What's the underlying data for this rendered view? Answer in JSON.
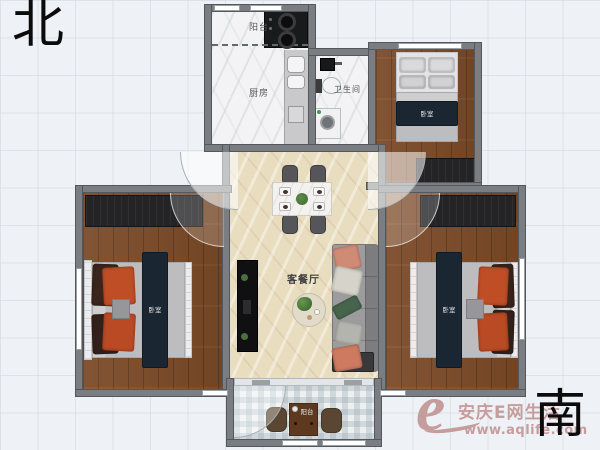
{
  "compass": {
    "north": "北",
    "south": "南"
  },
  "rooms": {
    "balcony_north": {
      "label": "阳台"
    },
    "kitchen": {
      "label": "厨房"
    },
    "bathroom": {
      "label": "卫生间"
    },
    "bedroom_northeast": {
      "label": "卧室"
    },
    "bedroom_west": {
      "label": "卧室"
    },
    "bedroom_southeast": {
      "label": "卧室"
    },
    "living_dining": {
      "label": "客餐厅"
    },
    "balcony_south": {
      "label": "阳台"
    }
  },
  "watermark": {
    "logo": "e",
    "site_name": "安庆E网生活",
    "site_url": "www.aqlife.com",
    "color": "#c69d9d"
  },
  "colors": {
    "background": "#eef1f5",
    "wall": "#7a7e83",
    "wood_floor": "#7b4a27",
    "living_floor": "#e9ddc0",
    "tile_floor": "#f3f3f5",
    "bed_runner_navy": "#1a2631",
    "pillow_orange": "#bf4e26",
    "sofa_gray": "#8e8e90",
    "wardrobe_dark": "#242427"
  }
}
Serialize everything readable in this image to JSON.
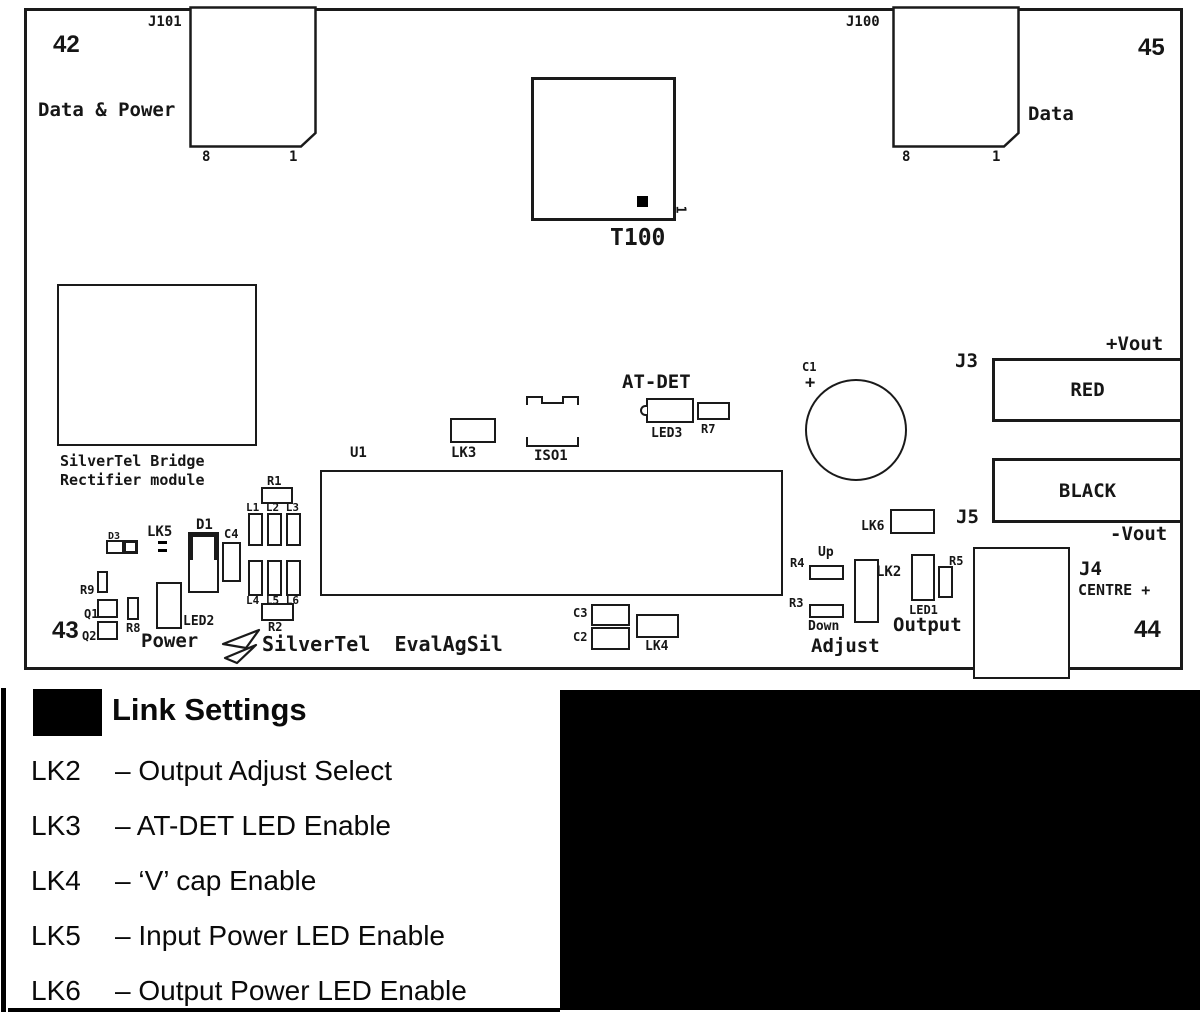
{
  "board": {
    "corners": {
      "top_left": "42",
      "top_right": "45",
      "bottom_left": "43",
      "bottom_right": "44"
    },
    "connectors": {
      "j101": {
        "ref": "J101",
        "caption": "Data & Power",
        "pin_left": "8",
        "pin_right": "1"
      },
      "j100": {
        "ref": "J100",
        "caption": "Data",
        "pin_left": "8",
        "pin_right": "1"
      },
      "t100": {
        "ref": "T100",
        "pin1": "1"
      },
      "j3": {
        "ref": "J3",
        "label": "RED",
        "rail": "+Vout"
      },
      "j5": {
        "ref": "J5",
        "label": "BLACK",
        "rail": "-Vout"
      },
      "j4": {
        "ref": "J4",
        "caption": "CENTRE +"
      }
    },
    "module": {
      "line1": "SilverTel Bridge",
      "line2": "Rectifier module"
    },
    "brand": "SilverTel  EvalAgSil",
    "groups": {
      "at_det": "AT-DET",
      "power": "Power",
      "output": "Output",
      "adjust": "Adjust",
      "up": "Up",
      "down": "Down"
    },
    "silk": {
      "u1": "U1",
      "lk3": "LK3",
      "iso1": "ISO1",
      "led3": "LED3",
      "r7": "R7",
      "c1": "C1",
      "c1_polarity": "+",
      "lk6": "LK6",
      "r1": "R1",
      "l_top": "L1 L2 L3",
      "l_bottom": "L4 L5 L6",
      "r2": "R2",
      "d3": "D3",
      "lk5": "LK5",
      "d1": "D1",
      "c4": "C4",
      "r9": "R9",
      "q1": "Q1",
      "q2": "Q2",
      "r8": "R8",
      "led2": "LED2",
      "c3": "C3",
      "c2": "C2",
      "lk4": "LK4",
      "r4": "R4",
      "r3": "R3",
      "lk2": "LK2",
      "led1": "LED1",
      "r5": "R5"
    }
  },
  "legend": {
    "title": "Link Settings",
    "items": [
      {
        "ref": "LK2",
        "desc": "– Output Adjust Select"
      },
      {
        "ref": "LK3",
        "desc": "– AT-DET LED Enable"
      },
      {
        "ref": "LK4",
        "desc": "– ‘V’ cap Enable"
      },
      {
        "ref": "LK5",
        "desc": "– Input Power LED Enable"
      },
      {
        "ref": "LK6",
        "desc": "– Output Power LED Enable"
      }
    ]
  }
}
============================================================
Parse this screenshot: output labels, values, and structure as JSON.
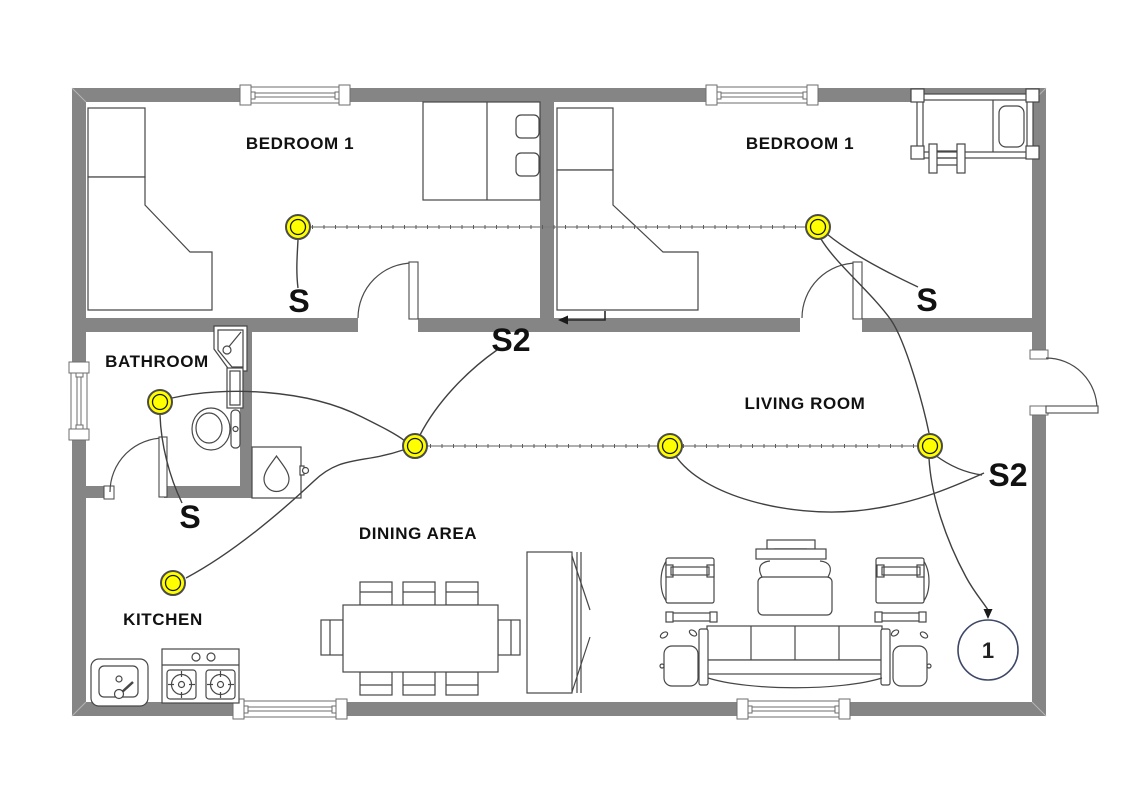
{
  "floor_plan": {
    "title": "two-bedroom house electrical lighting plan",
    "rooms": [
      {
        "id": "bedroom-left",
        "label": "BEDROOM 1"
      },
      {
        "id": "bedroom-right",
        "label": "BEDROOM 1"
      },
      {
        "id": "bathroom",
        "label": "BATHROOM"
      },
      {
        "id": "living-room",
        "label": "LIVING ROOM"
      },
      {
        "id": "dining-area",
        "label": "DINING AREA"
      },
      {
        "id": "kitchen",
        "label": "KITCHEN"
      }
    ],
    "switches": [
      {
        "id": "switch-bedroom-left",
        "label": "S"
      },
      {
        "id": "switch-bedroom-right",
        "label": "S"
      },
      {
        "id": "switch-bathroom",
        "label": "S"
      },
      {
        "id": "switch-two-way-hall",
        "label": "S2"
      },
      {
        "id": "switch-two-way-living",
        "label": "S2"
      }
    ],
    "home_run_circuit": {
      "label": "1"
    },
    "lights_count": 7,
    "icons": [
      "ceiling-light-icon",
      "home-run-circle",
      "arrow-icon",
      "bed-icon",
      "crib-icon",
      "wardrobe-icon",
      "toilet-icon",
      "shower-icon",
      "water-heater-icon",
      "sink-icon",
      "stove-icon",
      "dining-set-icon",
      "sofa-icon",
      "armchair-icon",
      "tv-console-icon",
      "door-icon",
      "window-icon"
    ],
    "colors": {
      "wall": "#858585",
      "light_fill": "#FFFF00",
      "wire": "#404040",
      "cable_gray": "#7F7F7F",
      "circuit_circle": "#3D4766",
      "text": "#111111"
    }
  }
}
============================================================
What is required:
Gather all lines from the listing above in which "Power" occurs.

Written response:
        "caption": "Data & Power",
      "power": "Power",
        "desc": "– Input Power LED Enable"
        "desc": "– Output Power LED Enable"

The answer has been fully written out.